Extracted records:
□ □ □ □ □

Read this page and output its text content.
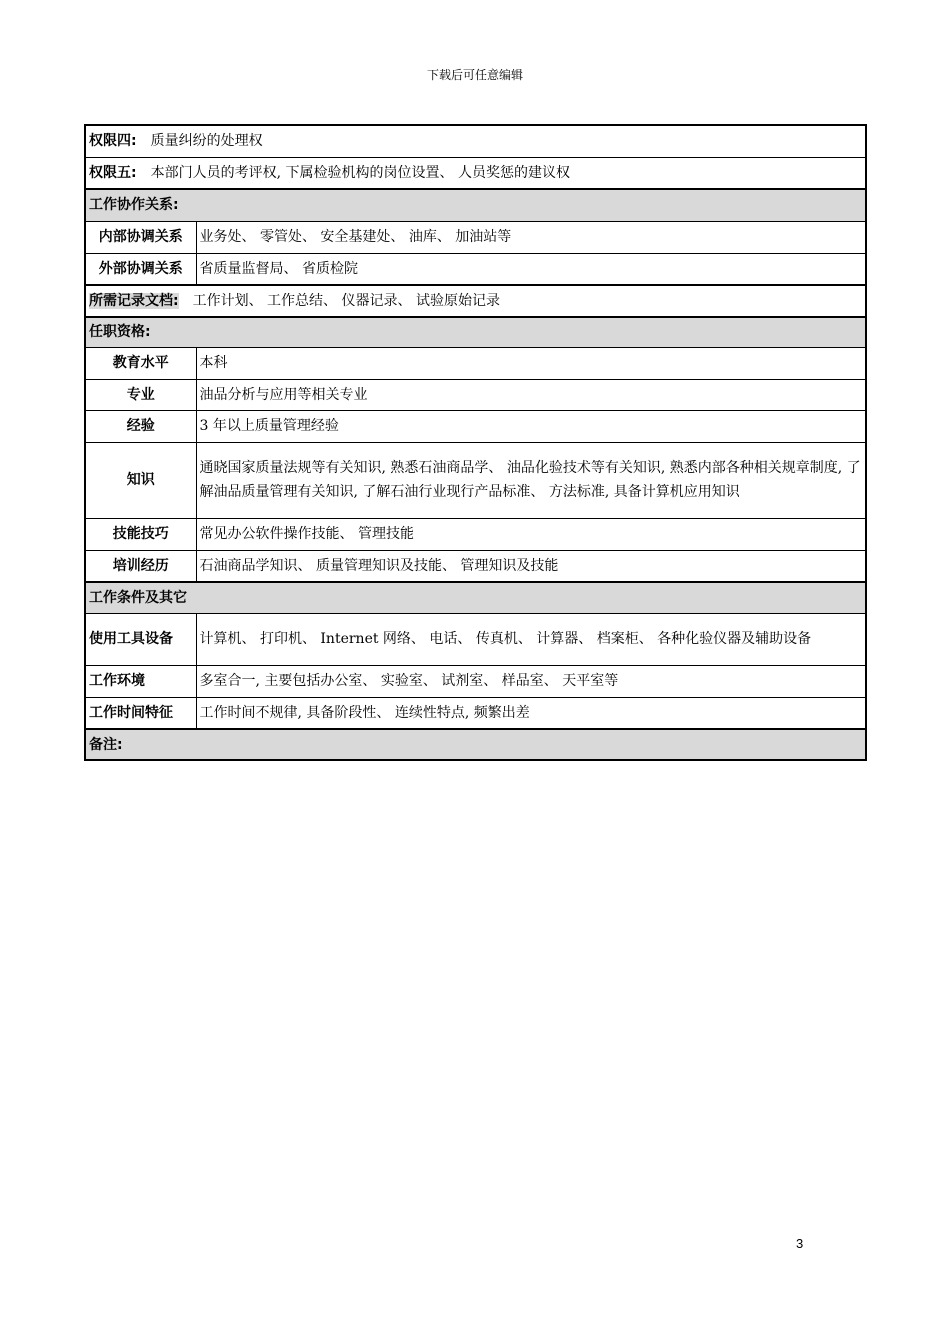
下载后可任意编辑
权限四: 质量纠纷的处理权	
权限五: 本部门人员的考评权, 下属检验机构的岗位设置、 人员奖惩的建议权	
工作协作关系:	
内部协调关系	业务处、 零管处、 安全基建处、 油库、 加油站等
外部协调关系	省质量监督局、 省质检院
所需记录文档: 工作计划、 工作总结、 仪器记录、 试验原始记录	
任职资格:	
教育水平	本科
专业	油品分析与应用等相关专业
经验	3 年以上质量管理经验
知识	通晓国家质量法规等有关知识, 熟悉石油商品学、 油品化验技术等有关知识, 熟悉内部各种相关规章制度, 了解油品质量管理有关知识, 了解石油行业现行产品标准、 方法标准, 具备计算机应用知识
技能技巧	常见办公软件操作技能、 管理技能
培训经历	石油商品学知识、 质量管理知识及技能、 管理知识及技能
工作条件及其它	
使用工具设备	计算机、 打印机、 Internet 网络、 电话、 传真机、 计算器、 档案柜、 各种化验仪器及辅助设备
工作环境	多室合一, 主要包括办公室、 实验室、 试剂室、 样品室、 天平室等
工作时间特征	工作时间不规律, 具备阶段性、 连续性特点, 频繁出差
备注:	
3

□ □ □ □ □

_What to do_: Every line above should be repeated exactly; pictures stay out of the copy.

_Completed exercise_:
Read this page and output its text content.
下载后可任意编辑
权限四: 质量纠纷的处理权	
权限五: 本部门人员的考评权, 下属检验机构的岗位设置、 人员奖惩的建议权	
工作协作关系:	
内部协调关系	业务处、 零管处、 安全基建处、 油库、 加油站等
外部协调关系	省质量监督局、 省质检院
所需记录文档: 工作计划、 工作总结、 仪器记录、 试验原始记录	
任职资格:	
教育水平	本科
专业	油品分析与应用等相关专业
经验	3 年以上质量管理经验
知识	通晓国家质量法规等有关知识, 熟悉石油商品学、 油品化验技术等有关知识, 熟悉内部各种相关规章制度, 了解油品质量管理有关知识, 了解石油行业现行产品标准、 方法标准, 具备计算机应用知识
技能技巧	常见办公软件操作技能、 管理技能
培训经历	石油商品学知识、 质量管理知识及技能、 管理知识及技能
工作条件及其它	
使用工具设备	计算机、 打印机、 Internet 网络、 电话、 传真机、 计算器、 档案柜、 各种化验仪器及辅助设备
工作环境	多室合一, 主要包括办公室、 实验室、 试剂室、 样品室、 天平室等
工作时间特征	工作时间不规律, 具备阶段性、 连续性特点, 频繁出差
备注:	
3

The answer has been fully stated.